- [WHAT THIS TASK INVOLVES]
Copy out lines with the word "screwdriver" from the material that follows.

Data entries
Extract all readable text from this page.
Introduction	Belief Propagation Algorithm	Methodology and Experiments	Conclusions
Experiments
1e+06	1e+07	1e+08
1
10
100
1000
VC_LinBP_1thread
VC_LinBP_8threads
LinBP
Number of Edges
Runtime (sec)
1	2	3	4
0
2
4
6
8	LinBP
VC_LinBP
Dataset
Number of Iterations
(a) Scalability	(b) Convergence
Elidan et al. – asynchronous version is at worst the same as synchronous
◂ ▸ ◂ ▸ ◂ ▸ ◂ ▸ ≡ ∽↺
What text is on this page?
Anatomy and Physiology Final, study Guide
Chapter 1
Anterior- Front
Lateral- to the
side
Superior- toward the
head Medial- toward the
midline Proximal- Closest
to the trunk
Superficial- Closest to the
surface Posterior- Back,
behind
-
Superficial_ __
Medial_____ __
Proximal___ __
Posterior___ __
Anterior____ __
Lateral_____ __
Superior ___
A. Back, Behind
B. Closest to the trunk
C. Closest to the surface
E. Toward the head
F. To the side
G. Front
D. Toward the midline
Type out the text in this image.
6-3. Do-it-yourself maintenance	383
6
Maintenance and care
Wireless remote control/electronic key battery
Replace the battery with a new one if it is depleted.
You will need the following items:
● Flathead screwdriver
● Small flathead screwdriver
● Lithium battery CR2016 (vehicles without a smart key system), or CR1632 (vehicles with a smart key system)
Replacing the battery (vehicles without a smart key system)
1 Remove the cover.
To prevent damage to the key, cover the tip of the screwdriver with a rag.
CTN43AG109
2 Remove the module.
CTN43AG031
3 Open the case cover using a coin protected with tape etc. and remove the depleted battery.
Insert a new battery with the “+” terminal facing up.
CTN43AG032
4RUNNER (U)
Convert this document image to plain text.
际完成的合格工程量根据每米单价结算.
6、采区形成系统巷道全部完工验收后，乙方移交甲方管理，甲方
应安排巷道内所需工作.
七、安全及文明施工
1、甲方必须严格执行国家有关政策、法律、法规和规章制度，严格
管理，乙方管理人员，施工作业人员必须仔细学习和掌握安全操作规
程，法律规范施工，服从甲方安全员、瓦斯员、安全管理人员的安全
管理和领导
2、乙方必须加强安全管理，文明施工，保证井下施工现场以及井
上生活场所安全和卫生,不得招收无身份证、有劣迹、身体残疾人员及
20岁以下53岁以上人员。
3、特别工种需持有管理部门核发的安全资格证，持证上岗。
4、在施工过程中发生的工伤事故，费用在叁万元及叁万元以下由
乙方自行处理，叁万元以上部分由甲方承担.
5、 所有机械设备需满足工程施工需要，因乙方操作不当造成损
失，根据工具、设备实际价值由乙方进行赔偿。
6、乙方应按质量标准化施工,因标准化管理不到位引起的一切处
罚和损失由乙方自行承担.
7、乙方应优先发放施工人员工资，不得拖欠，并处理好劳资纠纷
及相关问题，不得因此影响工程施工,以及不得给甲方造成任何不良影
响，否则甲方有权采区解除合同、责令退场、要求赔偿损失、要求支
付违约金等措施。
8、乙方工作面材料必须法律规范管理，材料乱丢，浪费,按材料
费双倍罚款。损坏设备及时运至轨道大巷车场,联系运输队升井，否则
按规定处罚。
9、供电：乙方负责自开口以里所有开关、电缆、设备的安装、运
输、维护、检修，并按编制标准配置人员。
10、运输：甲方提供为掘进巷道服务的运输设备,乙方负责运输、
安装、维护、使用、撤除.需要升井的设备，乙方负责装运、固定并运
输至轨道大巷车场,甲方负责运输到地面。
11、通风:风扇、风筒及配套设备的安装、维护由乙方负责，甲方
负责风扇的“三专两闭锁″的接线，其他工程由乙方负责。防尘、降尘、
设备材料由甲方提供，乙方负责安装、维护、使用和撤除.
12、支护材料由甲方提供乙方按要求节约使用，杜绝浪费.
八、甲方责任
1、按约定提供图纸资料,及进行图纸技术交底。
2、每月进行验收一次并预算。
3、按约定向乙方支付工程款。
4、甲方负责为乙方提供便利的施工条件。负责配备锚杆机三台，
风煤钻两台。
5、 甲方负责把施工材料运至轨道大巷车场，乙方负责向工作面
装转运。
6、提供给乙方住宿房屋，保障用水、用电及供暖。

- [FULL ANSWER]
● Flathead screwdriver
● Small flathead screwdriver
To prevent damage to the key, cover the tip of the screwdriver with a rag.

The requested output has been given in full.